**TEXTAUSZUG:**
____

Wundersamerweise kam er dann durch. (80 Dollar?) Als wir die weissen Staubwolken vor uns sahen, wusste ich, dass wir es geschafft hatten. Wir waren entgegen allem Verkehr und entgegen jeder Logik im Sueden Manhattans. Irgendwie (80 Dollar?)

Der Fahrer machte vor der Schule halt. Direkt vor der Schule. (80 Dollar sind fuer einen afrikanischen Immigranten keine Peanuts. Fuer mich auch nicht, aber darauf kam es in dem Moment nicht an.) Ich rannte die Treppen hoch. Die Schule hat mich ohne Brimborium reingelassen, ohne meinen Ausweis zu ueberpruefen, was fuer die sehr ungewoehnich war. Ausnahmesituation halt. Es herrschte ein weisser Nebel. Durch die Fensterritzen hindurchgekommen.

____

**BEREITGESTELLTE ANGABEN:**

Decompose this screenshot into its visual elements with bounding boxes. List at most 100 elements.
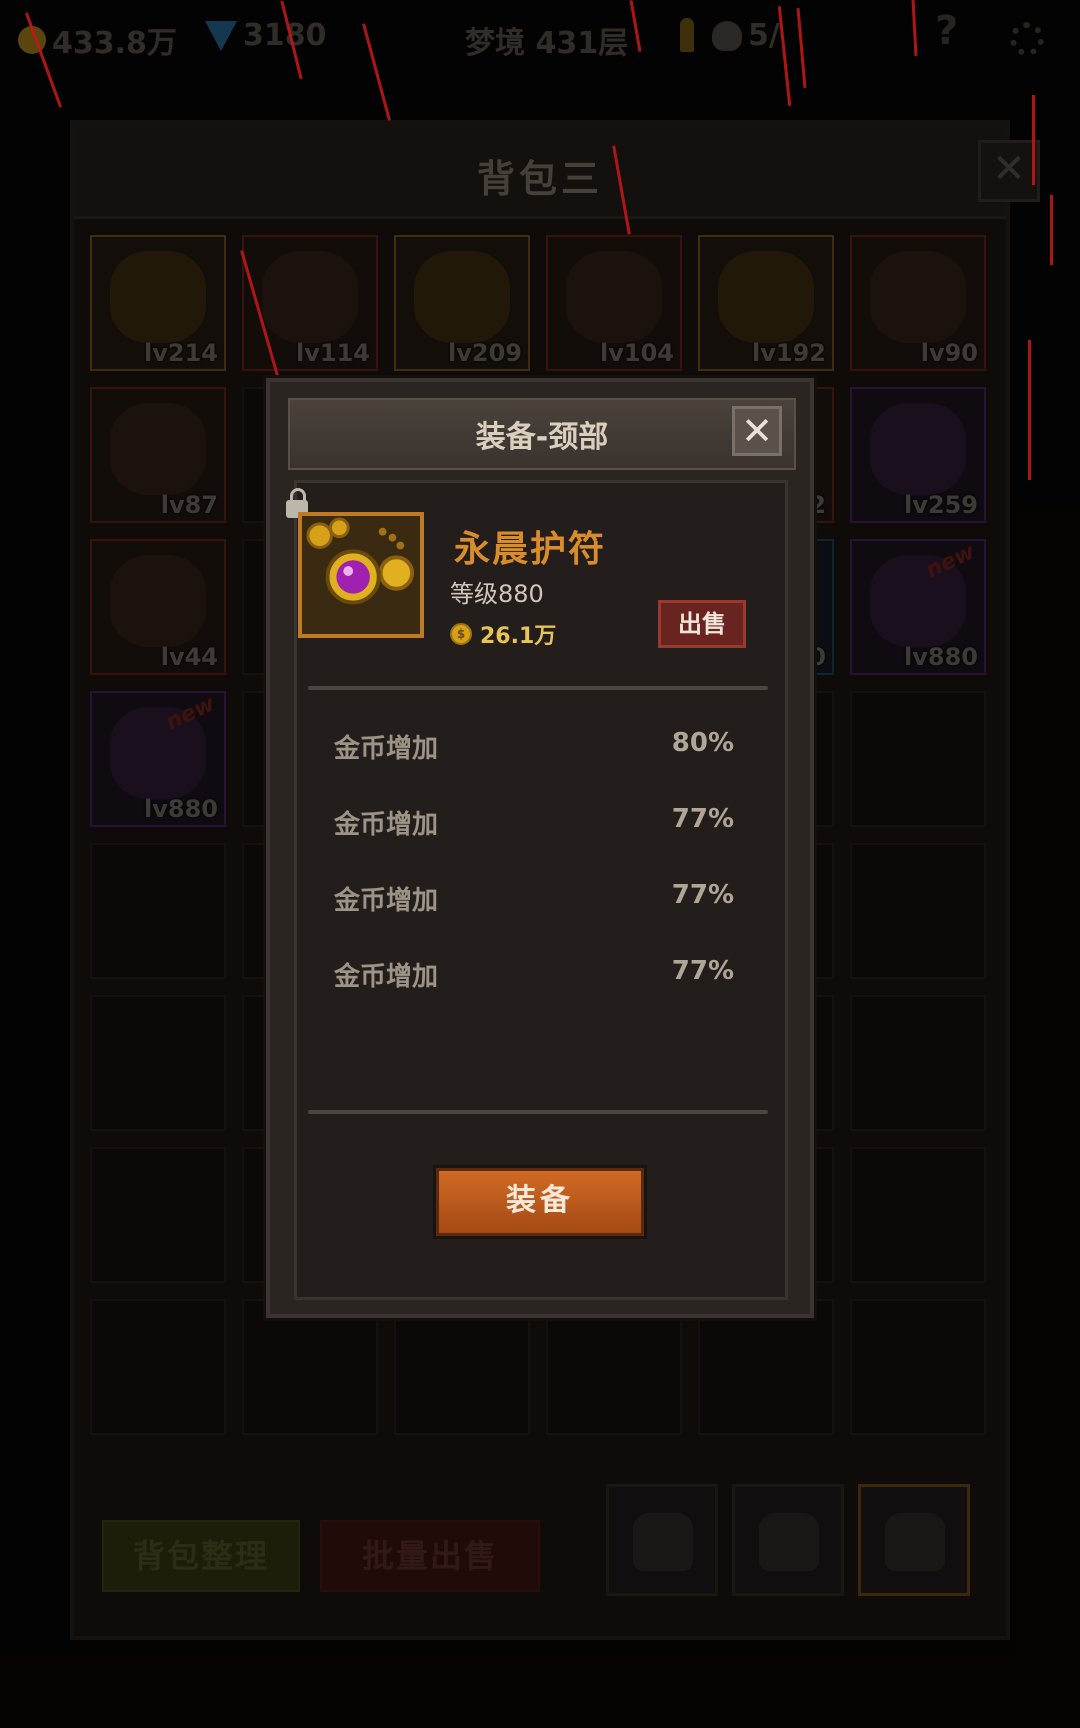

____

**ZIELE:**
(a) Prüfe, ob diese Aussagen mit dem Bericht über die Taxifahrt nach Süd-Manhattan übereinstimmen: (i) Der Fahrer hielt direkt vor der Schule. (ii) Beim Einlass in die Schule wurde der Ausweis kontrolliert. (iii) Die erzählende Person lief die Treppen hoch. Antworte jeweils mit Ja oder Nein und zitiere wörtlich die entscheidenden Worte des Berichts.
(b) Knüpfe an den letzten Satz des Berichts über die Taxifahrt nach Süd-Manhattan an und schreibe ihn weiter.
Die Zeilen sind eigenständiges Material und gehören nicht zum Bericht.

**ANTWORTEN JE AUFGABE:**
(a)
(i) Ja: „Der Fahrer machte vor der Schule halt. Direkt vor der Schule.“
(ii) Nein: „ohne meinen Ausweis zu ueberpruefen“
(iii) Ja: „Ich rannte die Treppen hoch.“

(b)
Sohn wartete auf mich im Lobby der Schule. Ich fiel ihm heulend um den Hals. Dann habe ich gesagt "ich habe ein Taxi. Es wartet da unten." Andere Herumstehende konnten das irgendwie nicht fassen. Wie ich das geschafft habe? Ein Taxi unter diesen Umstaenden? Ja, wie denn? Mit Geld bestochen, wie denn sonst? Ach, die haben kein Geld? Ich auch nicht, aber in dem Moment konnte ich es irgendwie herbeizaubern. Weil es mir wichtig genug war. (Hinterher kam mir natuerlich der Gedanke, dass ich da auch jemanden haette mitnehmen koennen, aber in all dem Chaos hatte ich daran nicht gedacht. Die haetten ja auch den Mund aufmachen koennen. Wie soll ich denn von selber darauf kommen? Ich bin doch kein Wohltaetigkeitsverein, jessesgott, obwohl ich schon jemanden haette mitfahren lassen, wenn sie sich denn zu fragen getraut haetten und nicht nur mit offenem Mund gestaunt haetten.)

Sohn und ich auf Ruecksitz des Taxis. Ich "Also das war's jetzt. Wir ziehen aus dieser Stadt fort. Hier bleibe ich nicht mehr. Nein." (Sohn wirft mir heute vor, dass ich das nicht ernstgemeint haette. Aber wo soll ich denn gross hin?) Wir guckten aus dem Rueckfenster, und sahen kaum etwas. Weisse Wolken ueberall.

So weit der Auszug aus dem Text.